:: Dataset

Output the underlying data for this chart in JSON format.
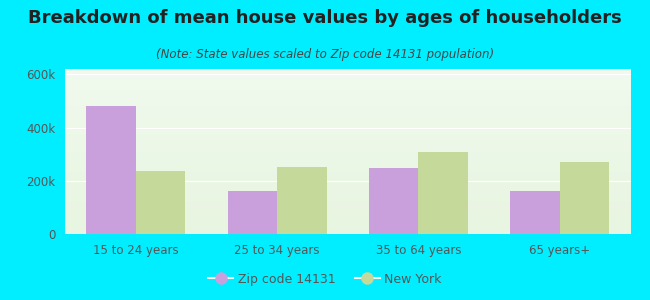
{
  "title": "Breakdown of mean house values by ages of householders",
  "subtitle": "(Note: State values scaled to Zip code 14131 population)",
  "categories": [
    "15 to 24 years",
    "25 to 34 years",
    "35 to 64 years",
    "65 years+"
  ],
  "zip_values": [
    480000,
    160000,
    247000,
    163000
  ],
  "ny_values": [
    237000,
    250000,
    307000,
    272000
  ],
  "zip_color": "#c9a0dc",
  "ny_color": "#c5d99a",
  "background_outer": "#00eeff",
  "background_inner_top": "#f0faee",
  "background_inner_bottom": "#e8f5e0",
  "ylim": [
    0,
    620000
  ],
  "yticks": [
    0,
    200000,
    400000,
    600000
  ],
  "ytick_labels": [
    "0",
    "200k",
    "400k",
    "600k"
  ],
  "legend_zip_label": "Zip code 14131",
  "legend_ny_label": "New York",
  "bar_width": 0.35,
  "title_fontsize": 13,
  "subtitle_fontsize": 8.5,
  "tick_fontsize": 8.5,
  "legend_fontsize": 9,
  "title_color": "#222222",
  "subtitle_color": "#444444",
  "tick_color": "#555555",
  "grid_color": "#ffffff"
}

::::

### Stated task:
Copy each line above that contains the word "years".

### The response:
    "15 to 24 years",
    "25 to 34 years",
    "35 to 64 years",
    "65 years+"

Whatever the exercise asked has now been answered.